- Your objective: Scan the data below. Pull out each line where "What" occurs.

--- Begin ---

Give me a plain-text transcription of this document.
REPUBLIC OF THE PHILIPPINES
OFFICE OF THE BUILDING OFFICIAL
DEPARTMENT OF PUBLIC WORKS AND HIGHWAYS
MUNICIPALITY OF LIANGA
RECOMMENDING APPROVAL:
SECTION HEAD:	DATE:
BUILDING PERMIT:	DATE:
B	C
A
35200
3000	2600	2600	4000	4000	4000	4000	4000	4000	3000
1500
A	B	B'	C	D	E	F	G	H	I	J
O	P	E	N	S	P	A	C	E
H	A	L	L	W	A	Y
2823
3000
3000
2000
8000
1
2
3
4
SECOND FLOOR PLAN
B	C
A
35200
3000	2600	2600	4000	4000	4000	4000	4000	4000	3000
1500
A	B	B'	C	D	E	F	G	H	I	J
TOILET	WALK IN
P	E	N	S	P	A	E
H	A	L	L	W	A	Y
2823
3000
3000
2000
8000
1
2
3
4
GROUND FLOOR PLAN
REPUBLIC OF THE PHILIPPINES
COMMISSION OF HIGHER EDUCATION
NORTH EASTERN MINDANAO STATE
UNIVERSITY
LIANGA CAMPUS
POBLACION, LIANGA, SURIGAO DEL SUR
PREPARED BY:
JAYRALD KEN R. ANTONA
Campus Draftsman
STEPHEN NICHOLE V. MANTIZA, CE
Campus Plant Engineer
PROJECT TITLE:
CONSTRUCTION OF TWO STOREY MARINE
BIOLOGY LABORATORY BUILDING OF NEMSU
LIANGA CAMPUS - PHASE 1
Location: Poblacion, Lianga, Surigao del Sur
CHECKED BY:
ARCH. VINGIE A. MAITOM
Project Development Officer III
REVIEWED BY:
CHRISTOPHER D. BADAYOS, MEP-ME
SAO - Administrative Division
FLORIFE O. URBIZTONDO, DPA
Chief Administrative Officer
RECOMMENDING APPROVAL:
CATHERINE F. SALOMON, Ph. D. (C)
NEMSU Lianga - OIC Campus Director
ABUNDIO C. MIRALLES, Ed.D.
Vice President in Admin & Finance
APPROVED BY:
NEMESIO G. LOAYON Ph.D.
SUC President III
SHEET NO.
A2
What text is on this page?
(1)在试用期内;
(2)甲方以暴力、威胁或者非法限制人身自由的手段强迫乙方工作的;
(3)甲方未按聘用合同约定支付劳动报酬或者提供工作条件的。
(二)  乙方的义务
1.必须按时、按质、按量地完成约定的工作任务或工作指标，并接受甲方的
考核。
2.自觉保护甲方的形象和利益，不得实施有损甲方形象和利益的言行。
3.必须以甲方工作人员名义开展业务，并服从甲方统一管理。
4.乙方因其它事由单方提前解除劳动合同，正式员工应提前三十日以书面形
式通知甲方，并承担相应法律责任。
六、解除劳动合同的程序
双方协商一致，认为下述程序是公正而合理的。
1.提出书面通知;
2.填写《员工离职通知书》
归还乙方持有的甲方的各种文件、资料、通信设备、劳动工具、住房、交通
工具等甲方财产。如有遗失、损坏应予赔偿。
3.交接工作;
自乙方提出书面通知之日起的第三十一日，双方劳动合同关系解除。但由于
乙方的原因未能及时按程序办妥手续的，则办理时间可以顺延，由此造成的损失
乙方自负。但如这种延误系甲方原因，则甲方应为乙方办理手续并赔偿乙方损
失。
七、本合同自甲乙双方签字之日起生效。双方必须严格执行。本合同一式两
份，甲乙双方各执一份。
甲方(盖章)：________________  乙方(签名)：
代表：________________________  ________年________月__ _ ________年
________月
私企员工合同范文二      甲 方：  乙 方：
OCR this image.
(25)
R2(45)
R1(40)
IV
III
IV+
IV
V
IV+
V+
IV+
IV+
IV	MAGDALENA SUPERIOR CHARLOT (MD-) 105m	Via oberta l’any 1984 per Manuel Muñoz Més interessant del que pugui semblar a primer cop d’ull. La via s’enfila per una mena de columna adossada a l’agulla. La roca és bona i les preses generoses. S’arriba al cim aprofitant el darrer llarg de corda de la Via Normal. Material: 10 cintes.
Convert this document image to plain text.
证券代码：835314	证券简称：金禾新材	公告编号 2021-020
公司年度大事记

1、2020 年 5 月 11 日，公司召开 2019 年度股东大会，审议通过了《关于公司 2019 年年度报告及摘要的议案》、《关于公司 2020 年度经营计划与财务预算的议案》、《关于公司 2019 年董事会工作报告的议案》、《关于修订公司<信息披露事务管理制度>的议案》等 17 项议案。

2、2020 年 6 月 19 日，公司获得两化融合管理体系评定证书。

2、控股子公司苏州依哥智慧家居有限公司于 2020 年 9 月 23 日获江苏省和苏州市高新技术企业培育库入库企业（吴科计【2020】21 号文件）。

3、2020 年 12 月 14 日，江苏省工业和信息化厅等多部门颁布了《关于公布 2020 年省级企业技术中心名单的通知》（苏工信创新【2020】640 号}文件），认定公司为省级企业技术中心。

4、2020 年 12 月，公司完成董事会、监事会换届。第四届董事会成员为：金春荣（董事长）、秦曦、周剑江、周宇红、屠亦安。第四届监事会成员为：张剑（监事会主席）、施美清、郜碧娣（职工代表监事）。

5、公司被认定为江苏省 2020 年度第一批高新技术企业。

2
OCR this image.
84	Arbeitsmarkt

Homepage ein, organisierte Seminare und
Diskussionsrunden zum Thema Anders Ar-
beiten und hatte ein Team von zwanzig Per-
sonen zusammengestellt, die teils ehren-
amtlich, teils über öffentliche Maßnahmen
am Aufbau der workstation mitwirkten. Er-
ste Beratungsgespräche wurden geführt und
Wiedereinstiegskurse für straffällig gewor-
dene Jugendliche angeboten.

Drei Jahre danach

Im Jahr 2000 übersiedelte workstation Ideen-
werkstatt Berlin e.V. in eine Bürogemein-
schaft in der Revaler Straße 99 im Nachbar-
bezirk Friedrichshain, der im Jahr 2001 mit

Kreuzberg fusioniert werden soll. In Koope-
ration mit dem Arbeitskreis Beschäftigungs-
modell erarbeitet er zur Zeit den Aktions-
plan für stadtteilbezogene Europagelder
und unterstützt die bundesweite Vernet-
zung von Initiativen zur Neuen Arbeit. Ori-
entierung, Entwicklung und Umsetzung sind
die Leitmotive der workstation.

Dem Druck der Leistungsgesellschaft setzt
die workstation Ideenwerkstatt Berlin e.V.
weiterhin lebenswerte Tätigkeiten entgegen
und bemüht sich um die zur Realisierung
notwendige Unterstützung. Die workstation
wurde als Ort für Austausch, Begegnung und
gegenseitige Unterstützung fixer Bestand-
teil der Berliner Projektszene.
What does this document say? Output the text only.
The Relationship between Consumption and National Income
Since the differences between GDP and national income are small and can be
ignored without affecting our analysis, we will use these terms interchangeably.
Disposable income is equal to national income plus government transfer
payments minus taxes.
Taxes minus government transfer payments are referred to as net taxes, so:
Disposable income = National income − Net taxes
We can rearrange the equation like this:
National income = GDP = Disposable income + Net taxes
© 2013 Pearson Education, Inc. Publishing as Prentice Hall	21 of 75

--- End ---

- Answer for the task:
What text is on this page?
What does this document say? Output the text only.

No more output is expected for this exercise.